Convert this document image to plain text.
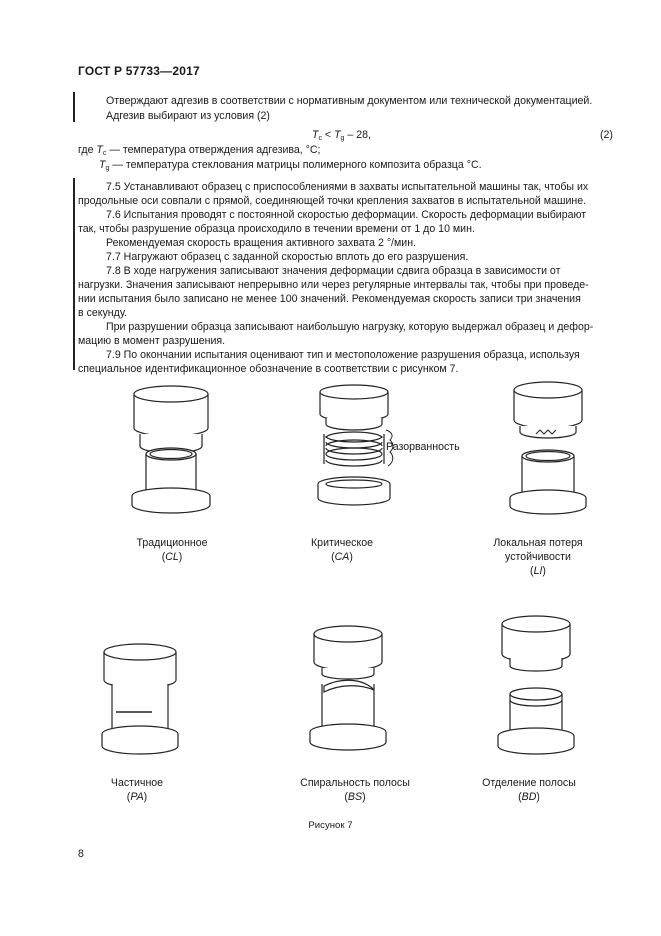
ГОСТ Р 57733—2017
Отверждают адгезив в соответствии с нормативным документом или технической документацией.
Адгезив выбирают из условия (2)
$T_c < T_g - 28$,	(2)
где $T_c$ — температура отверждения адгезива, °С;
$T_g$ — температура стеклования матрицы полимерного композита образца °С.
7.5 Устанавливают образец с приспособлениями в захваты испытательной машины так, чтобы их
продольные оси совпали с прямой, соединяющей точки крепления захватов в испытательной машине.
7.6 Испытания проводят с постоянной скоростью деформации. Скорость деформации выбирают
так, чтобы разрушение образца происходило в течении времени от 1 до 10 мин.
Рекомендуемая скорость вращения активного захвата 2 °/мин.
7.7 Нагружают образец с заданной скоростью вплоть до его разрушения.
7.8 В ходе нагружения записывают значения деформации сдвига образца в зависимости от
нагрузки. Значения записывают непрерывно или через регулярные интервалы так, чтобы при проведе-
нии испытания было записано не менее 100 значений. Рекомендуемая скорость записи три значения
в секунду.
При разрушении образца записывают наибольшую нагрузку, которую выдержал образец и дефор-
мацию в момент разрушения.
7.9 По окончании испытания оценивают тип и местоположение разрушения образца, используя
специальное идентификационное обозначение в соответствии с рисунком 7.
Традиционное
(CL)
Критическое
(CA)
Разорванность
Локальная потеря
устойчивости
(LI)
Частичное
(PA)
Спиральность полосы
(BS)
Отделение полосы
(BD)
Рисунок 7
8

——————

**DIRECTIONS FOR THIS TASK**
Copy all the data exactly as written, but skip any picture.

**RESULT OF THIS TASK**
Convert this document image to plain text.
ГОСТ Р 57733—2017
Отверждают адгезив в соответствии с нормативным документом или технической документацией.
Адгезив выбирают из условия (2)
$T_c < T_g - 28$,	(2)
где $T_c$ — температура отверждения адгезива, °С;
$T_g$ — температура стеклования матрицы полимерного композита образца °С.
7.5 Устанавливают образец с приспособлениями в захваты испытательной машины так, чтобы их
продольные оси совпали с прямой, соединяющей точки крепления захватов в испытательной машине.
7.6 Испытания проводят с постоянной скоростью деформации. Скорость деформации выбирают
так, чтобы разрушение образца происходило в течении времени от 1 до 10 мин.
Рекомендуемая скорость вращения активного захвата 2 °/мин.
7.7 Нагружают образец с заданной скоростью вплоть до его разрушения.
7.8 В ходе нагружения записывают значения деформации сдвига образца в зависимости от
нагрузки. Значения записывают непрерывно или через регулярные интервалы так, чтобы при проведе-
нии испытания было записано не менее 100 значений. Рекомендуемая скорость записи три значения
в секунду.
При разрушении образца записывают наибольшую нагрузку, которую выдержал образец и дефор-
мацию в момент разрушения.
7.9 По окончании испытания оценивают тип и местоположение разрушения образца, используя
специальное идентификационное обозначение в соответствии с рисунком 7.
Традиционное
(CL)
Критическое
(CA)
Разорванность
Локальная потеря
устойчивости
(LI)
Частичное
(PA)
Спиральность полосы
(BS)
Отделение полосы
(BD)
Рисунок 7
8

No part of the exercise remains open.